# The task:
Gather every line of the entries that includes the word "加强沟通".

* START *

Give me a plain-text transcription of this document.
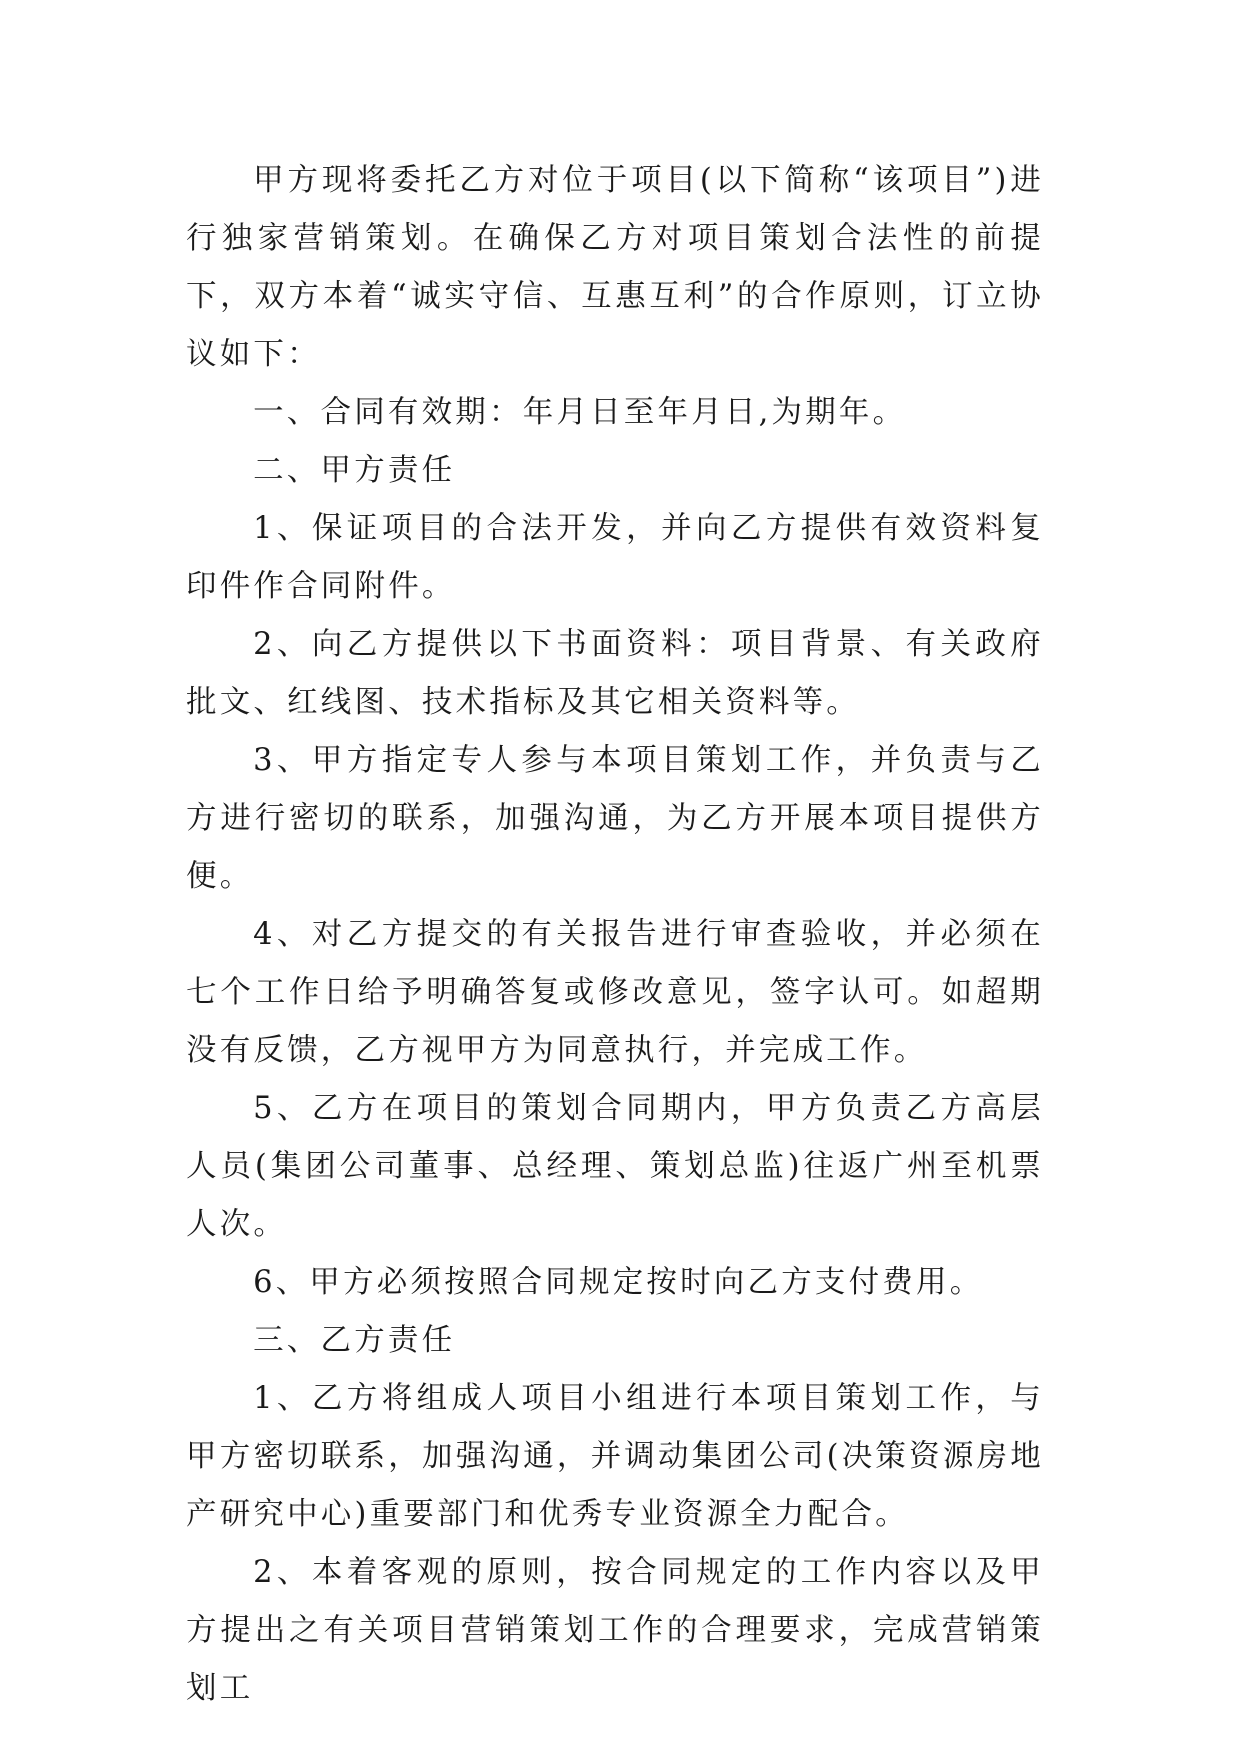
甲方现将委托乙方对位于项目(以下简称“该项目”)进行独家营销策划。在确保乙方对项目策划合法性的前提下，双方本着“诚实守信、互惠互利”的合作原则，订立协议如下：

一、合同有效期：年月日至年月日,为期年。

二、甲方责任

1、保证项目的合法开发，并向乙方提供有效资料复印件作合同附件。

2、向乙方提供以下书面资料：项目背景、有关政府批文、红线图、技术指标及其它相关资料等。

3、甲方指定专人参与本项目策划工作，并负责与乙方进行密切的联系，加强沟通，为乙方开展本项目提供方便。

4、对乙方提交的有关报告进行审查验收，并必须在七个工作日给予明确答复或修改意见，签字认可。如超期没有反馈，乙方视甲方为同意执行，并完成工作。

5、乙方在项目的策划合同期内，甲方负责乙方高层人员(集团公司董事、总经理、策划总监)往返广州至机票人次。

6、甲方必须按照合同规定按时向乙方支付费用。

三、乙方责任

1、乙方将组成人项目小组进行本项目策划工作，与甲方密切联系，加强沟通，并调动集团公司(决策资源房地产研究中心)重要部门和优秀专业资源全力配合。

2、本着客观的原则，按合同规定的工作内容以及甲方提出之有关项目营销策划工作的合理要求，完成营销策划工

* END *

# Exercise answer:
3、甲方指定专人参与本项目策划工作，并负责与乙方进行密切的联系，加强沟通，为乙方开展本项目提供方便。
1、乙方将组成人项目小组进行本项目策划工作，与甲方密切联系，加强沟通，并调动集团公司(决策资源房地产研究中心)重要部门和优秀专业资源全力配合。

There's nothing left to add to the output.